Extract every line that contains the string "Forecast".

- - - - - - -

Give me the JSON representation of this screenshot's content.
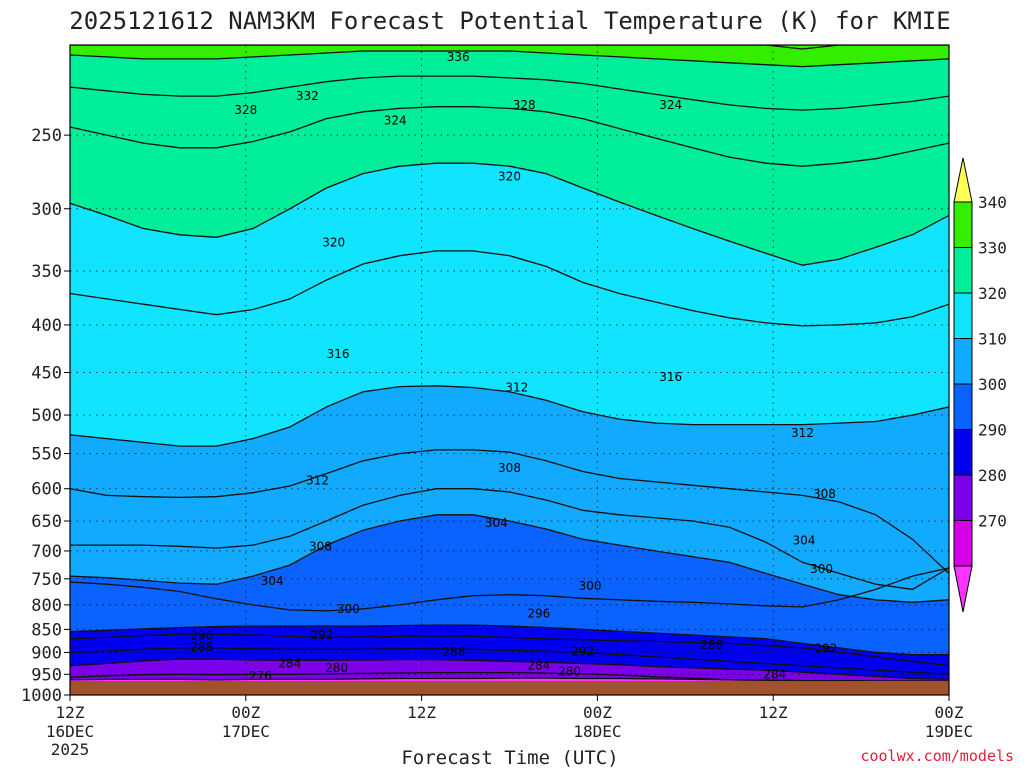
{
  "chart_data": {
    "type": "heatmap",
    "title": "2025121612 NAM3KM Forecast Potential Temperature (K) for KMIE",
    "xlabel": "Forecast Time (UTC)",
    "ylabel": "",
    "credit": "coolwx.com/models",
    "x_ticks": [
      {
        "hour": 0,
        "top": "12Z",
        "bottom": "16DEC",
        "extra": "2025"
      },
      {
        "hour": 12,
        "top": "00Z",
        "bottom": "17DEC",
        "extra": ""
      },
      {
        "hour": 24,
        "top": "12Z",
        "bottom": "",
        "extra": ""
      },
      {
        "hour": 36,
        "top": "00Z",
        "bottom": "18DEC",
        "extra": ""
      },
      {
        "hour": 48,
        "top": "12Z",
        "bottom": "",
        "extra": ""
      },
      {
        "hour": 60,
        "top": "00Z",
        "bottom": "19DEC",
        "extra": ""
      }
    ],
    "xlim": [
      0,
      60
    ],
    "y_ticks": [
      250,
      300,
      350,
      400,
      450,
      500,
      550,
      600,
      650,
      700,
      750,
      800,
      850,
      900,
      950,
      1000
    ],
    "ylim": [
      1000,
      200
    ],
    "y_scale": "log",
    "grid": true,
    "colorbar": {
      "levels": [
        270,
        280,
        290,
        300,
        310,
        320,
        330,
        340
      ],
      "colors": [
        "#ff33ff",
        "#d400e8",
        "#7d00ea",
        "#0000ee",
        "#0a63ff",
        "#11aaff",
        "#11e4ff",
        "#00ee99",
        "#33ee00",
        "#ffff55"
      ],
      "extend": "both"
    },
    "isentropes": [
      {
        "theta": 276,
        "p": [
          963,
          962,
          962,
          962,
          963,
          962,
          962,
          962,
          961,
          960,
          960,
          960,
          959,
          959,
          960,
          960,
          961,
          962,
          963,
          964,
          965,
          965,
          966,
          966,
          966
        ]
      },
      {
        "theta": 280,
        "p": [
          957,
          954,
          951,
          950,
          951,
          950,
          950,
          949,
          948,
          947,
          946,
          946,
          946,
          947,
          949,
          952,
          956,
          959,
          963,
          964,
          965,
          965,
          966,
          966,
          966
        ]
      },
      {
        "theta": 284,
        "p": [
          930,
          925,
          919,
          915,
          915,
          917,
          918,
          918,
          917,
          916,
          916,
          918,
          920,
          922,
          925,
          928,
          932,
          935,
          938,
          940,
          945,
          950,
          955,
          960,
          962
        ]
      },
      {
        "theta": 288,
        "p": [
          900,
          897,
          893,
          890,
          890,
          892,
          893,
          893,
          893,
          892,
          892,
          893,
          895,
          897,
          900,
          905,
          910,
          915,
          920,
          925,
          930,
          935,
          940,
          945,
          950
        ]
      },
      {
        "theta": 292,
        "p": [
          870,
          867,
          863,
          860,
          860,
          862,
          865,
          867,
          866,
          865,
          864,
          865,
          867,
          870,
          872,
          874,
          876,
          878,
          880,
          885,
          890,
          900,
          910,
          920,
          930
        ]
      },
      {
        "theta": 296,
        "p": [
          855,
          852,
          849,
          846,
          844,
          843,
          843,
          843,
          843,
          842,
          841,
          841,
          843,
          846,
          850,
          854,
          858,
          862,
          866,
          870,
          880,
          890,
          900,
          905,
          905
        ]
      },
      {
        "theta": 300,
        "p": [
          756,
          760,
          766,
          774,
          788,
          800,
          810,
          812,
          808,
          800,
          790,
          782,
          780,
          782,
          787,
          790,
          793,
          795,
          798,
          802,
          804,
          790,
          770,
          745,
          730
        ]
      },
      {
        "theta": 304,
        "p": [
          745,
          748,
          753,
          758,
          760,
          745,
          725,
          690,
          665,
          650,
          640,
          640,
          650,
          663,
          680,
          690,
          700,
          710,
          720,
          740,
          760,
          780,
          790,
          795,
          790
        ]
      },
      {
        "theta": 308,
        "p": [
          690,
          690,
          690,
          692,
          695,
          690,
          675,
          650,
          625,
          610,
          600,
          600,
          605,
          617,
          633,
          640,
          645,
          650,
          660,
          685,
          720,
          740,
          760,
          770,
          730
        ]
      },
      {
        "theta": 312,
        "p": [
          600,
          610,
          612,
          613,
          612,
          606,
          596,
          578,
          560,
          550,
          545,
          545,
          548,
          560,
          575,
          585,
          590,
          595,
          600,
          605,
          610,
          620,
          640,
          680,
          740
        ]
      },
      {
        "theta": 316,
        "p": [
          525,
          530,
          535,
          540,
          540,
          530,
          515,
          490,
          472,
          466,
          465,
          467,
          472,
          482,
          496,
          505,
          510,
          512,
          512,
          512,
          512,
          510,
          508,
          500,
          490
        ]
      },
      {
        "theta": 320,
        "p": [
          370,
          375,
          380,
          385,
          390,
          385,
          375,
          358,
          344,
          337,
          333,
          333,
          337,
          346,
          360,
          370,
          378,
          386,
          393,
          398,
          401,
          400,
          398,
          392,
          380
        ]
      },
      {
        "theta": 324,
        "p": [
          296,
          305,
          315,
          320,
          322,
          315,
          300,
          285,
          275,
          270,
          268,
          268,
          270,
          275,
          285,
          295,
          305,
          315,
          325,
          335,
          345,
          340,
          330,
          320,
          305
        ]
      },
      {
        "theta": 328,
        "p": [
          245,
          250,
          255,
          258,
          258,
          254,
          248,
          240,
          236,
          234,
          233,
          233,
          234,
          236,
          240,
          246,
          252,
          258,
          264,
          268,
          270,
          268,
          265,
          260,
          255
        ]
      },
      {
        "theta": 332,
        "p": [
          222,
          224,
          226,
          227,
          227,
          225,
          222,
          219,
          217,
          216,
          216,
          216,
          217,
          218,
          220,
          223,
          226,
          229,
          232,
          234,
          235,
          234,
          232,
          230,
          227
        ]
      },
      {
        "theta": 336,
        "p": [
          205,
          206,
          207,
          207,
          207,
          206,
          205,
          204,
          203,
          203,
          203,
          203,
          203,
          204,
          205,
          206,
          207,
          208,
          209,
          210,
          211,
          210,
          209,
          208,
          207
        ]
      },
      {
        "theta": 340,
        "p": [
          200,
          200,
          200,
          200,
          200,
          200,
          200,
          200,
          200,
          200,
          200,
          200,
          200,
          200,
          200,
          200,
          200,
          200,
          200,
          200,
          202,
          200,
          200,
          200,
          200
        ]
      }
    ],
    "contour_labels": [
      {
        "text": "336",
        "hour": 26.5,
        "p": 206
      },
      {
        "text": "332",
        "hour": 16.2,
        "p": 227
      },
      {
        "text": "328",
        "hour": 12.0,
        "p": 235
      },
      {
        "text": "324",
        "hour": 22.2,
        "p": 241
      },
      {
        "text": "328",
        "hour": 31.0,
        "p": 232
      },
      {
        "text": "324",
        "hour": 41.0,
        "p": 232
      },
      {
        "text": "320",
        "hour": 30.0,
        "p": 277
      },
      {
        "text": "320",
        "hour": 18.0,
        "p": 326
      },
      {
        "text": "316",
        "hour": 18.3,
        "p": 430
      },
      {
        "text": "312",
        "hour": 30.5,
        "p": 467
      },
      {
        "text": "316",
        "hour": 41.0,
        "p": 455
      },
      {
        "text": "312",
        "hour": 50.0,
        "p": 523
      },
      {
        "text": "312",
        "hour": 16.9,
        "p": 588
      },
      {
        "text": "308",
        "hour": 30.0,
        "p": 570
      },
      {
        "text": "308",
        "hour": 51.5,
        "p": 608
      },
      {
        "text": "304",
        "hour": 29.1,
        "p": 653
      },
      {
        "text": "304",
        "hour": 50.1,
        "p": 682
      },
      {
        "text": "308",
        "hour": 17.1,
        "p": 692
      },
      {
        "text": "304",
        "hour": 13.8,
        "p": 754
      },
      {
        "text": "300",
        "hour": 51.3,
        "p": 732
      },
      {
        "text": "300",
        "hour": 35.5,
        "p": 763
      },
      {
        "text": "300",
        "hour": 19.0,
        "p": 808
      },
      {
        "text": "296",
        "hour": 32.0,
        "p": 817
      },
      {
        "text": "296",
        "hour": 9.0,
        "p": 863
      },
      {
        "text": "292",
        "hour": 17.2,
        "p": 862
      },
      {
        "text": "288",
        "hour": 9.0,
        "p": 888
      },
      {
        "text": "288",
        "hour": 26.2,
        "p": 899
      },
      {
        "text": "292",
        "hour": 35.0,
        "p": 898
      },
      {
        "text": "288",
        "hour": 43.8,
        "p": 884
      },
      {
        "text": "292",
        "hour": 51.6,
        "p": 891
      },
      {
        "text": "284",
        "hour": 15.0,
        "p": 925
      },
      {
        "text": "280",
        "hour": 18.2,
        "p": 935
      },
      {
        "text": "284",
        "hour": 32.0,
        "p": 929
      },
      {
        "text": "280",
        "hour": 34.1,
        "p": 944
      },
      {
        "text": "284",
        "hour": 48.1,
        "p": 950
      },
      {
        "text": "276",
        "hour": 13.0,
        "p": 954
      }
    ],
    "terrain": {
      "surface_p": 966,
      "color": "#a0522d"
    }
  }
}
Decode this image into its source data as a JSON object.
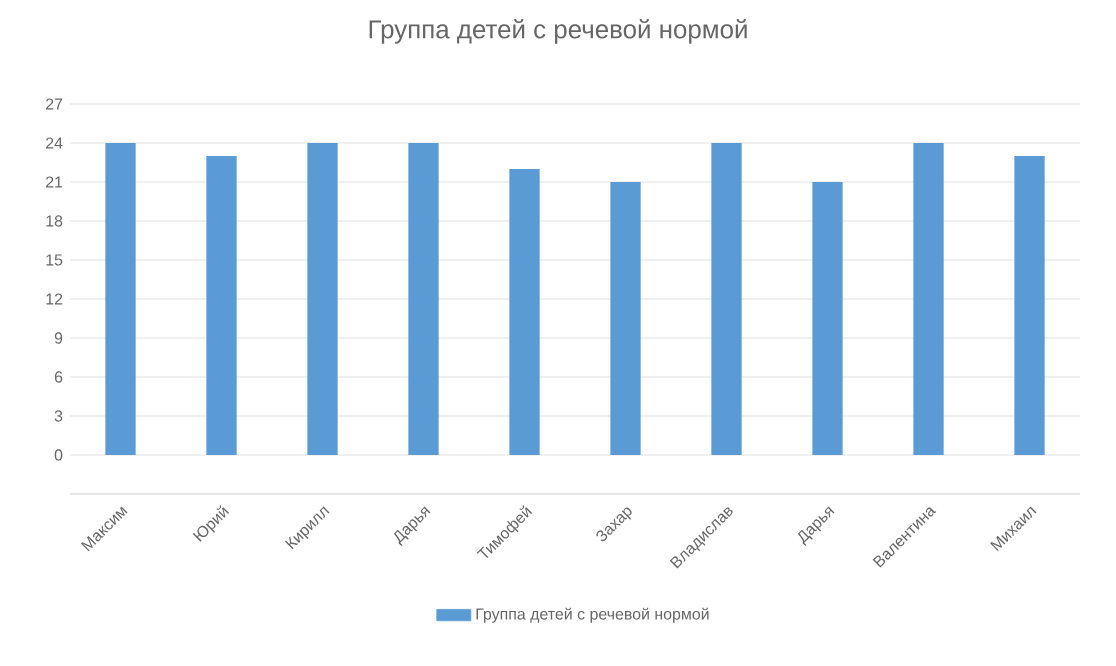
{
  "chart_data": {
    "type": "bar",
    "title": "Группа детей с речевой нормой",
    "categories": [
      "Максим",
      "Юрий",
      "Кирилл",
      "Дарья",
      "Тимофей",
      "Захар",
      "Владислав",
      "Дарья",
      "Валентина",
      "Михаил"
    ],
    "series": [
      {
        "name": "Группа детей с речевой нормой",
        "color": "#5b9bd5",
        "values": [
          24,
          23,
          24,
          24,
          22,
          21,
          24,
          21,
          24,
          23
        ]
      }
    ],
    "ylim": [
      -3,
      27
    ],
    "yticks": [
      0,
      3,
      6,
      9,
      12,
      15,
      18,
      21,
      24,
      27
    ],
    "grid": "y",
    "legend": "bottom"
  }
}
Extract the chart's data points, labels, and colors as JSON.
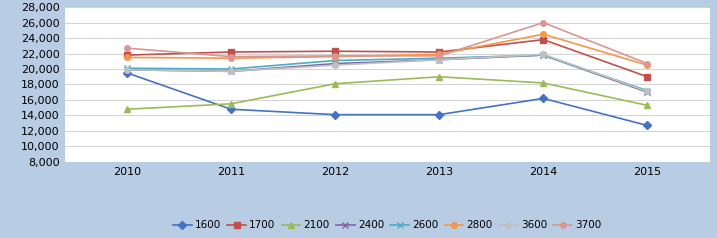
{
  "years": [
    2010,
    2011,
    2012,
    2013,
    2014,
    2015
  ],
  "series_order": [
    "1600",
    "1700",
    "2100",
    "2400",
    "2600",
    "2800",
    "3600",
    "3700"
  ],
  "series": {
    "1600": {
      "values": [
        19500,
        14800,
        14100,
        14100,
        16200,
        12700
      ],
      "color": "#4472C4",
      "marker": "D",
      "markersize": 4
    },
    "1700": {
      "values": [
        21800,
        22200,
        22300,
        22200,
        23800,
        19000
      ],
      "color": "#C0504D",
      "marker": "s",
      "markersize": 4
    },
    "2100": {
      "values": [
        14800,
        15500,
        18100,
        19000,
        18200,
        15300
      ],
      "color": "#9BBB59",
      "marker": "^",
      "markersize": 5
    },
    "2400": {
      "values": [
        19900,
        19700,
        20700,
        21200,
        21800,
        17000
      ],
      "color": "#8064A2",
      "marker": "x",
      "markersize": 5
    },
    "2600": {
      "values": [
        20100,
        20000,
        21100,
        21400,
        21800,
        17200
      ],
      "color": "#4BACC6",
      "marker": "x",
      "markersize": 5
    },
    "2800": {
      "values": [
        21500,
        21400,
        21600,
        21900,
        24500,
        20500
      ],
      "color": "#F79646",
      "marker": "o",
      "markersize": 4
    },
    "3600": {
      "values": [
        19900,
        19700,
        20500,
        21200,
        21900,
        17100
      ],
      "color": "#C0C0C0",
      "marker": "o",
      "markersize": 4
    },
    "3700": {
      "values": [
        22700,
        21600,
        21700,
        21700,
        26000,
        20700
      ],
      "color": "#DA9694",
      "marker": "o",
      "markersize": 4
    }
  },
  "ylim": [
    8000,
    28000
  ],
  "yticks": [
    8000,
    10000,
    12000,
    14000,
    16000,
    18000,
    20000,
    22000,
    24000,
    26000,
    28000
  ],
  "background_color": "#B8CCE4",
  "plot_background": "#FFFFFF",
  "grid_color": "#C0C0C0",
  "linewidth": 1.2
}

- - - - - - -

Full output >>
    "title": "2025121612 NAM3KM Forecast Potential Temperature (K) for KMIE",
    "xlabel": "Forecast Time (UTC)",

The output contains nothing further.